### Set task
Write each record again exactly as it stands.

Records from a data collection

==========

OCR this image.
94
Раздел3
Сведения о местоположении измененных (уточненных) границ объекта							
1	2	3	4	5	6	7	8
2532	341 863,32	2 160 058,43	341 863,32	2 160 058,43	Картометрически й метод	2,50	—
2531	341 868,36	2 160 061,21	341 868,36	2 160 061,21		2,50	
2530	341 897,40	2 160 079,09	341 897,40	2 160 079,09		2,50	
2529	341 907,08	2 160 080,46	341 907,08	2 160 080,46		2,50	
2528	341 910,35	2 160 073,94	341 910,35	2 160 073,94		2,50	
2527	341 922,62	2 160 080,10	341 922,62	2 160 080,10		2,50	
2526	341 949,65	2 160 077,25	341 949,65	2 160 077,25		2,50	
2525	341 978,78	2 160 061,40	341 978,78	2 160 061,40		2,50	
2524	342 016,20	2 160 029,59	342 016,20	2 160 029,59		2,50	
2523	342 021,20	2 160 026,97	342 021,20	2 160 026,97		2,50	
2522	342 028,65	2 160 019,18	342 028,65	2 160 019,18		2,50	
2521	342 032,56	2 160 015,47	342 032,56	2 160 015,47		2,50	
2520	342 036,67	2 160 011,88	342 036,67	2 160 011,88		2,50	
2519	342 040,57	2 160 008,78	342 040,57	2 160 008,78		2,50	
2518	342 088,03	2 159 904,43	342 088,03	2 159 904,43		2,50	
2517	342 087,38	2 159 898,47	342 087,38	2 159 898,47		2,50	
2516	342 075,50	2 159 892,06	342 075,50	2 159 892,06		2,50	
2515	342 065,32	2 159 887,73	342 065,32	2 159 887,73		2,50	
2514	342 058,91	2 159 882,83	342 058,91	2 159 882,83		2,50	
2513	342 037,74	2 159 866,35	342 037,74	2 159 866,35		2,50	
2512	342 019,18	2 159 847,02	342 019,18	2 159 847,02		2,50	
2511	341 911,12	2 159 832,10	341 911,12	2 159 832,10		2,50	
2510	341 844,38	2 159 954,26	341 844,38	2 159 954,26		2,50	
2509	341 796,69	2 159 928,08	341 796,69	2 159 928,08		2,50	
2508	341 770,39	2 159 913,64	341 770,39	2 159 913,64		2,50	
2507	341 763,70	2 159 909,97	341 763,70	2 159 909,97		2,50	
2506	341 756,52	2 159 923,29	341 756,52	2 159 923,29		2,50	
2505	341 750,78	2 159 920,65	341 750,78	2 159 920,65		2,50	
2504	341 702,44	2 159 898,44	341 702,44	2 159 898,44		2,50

==========

### Expected output
OCR this image.
94
Раздел3
Сведения о местоположении измененных (уточненных) границ объекта							
1	2	3	4	5	6	7	8
2532	341 863,32	2 160 058,43	341 863,32	2 160 058,43	Картометрически й метод	2,50	—
2531	341 868,36	2 160 061,21	341 868,36	2 160 061,21		2,50	
2530	341 897,40	2 160 079,09	341 897,40	2 160 079,09		2,50	
2529	341 907,08	2 160 080,46	341 907,08	2 160 080,46		2,50	
2528	341 910,35	2 160 073,94	341 910,35	2 160 073,94		2,50	
2527	341 922,62	2 160 080,10	341 922,62	2 160 080,10		2,50	
2526	341 949,65	2 160 077,25	341 949,65	2 160 077,25		2,50	
2525	341 978,78	2 160 061,40	341 978,78	2 160 061,40		2,50	
2524	342 016,20	2 160 029,59	342 016,20	2 160 029,59		2,50	
2523	342 021,20	2 160 026,97	342 021,20	2 160 026,97		2,50	
2522	342 028,65	2 160 019,18	342 028,65	2 160 019,18		2,50	
2521	342 032,56	2 160 015,47	342 032,56	2 160 015,47		2,50	
2520	342 036,67	2 160 011,88	342 036,67	2 160 011,88		2,50	
2519	342 040,57	2 160 008,78	342 040,57	2 160 008,78		2,50	
2518	342 088,03	2 159 904,43	342 088,03	2 159 904,43		2,50	
2517	342 087,38	2 159 898,47	342 087,38	2 159 898,47		2,50	
2516	342 075,50	2 159 892,06	342 075,50	2 159 892,06		2,50	
2515	342 065,32	2 159 887,73	342 065,32	2 159 887,73		2,50	
2514	342 058,91	2 159 882,83	342 058,91	2 159 882,83		2,50	
2513	342 037,74	2 159 866,35	342 037,74	2 159 866,35		2,50	
2512	342 019,18	2 159 847,02	342 019,18	2 159 847,02		2,50	
2511	341 911,12	2 159 832,10	341 911,12	2 159 832,10		2,50	
2510	341 844,38	2 159 954,26	341 844,38	2 159 954,26		2,50	
2509	341 796,69	2 159 928,08	341 796,69	2 159 928,08		2,50	
2508	341 770,39	2 159 913,64	341 770,39	2 159 913,64		2,50	
2507	341 763,70	2 159 909,97	341 763,70	2 159 909,97		2,50	
2506	341 756,52	2 159 923,29	341 756,52	2 159 923,29		2,50	
2505	341 750,78	2 159 920,65	341 750,78	2 159 920,65		2,50	
2504	341 702,44	2 159 898,44	341 702,44	2 159 898,44		2,50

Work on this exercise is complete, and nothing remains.